Dataset items –

=-=-=

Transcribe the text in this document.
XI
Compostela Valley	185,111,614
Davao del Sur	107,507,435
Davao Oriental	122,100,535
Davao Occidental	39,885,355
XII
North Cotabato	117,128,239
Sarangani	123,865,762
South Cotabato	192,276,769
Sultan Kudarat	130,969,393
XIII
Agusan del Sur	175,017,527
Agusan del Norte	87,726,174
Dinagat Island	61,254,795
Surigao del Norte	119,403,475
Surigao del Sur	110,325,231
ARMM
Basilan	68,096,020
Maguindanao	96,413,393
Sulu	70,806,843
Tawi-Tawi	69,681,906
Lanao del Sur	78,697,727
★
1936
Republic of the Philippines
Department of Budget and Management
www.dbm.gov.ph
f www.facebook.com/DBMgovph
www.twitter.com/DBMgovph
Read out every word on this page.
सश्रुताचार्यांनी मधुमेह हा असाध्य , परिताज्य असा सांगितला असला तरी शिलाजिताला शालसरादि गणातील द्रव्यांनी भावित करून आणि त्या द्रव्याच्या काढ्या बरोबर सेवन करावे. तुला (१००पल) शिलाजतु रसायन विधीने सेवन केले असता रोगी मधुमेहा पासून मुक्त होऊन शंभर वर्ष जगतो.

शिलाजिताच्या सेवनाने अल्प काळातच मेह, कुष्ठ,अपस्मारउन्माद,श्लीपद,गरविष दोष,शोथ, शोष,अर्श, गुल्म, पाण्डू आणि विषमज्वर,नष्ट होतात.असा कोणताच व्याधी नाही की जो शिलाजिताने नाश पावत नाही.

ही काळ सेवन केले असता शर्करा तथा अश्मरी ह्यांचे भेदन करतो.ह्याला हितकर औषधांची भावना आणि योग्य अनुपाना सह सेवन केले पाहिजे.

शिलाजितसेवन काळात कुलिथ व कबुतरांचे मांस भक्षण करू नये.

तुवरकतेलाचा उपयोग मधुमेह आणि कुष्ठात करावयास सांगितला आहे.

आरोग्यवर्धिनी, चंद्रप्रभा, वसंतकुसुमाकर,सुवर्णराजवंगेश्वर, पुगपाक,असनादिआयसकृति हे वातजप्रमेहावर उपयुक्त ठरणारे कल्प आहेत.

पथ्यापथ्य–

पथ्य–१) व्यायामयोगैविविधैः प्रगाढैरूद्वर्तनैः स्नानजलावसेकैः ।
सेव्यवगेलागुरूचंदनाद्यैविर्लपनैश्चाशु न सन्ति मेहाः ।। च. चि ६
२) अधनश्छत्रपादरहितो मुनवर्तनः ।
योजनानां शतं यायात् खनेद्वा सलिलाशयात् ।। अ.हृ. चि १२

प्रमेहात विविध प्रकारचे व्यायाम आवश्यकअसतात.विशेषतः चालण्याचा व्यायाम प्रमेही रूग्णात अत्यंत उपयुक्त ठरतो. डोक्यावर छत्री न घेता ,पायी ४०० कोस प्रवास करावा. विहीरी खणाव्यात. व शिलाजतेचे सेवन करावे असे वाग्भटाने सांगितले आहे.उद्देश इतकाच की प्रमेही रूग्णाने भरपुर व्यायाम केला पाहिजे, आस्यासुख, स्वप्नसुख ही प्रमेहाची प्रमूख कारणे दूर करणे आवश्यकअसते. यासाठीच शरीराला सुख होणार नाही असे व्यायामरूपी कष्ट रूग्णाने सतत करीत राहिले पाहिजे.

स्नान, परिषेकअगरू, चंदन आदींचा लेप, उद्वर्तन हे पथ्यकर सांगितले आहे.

=-=-=

TASK TO CARRY OUT – Copy every line of the listing where the word "Cotabato" appears.

REPLY TO THE EXERCISE –
North Cotabato	117,128,239
South Cotabato	192,276,769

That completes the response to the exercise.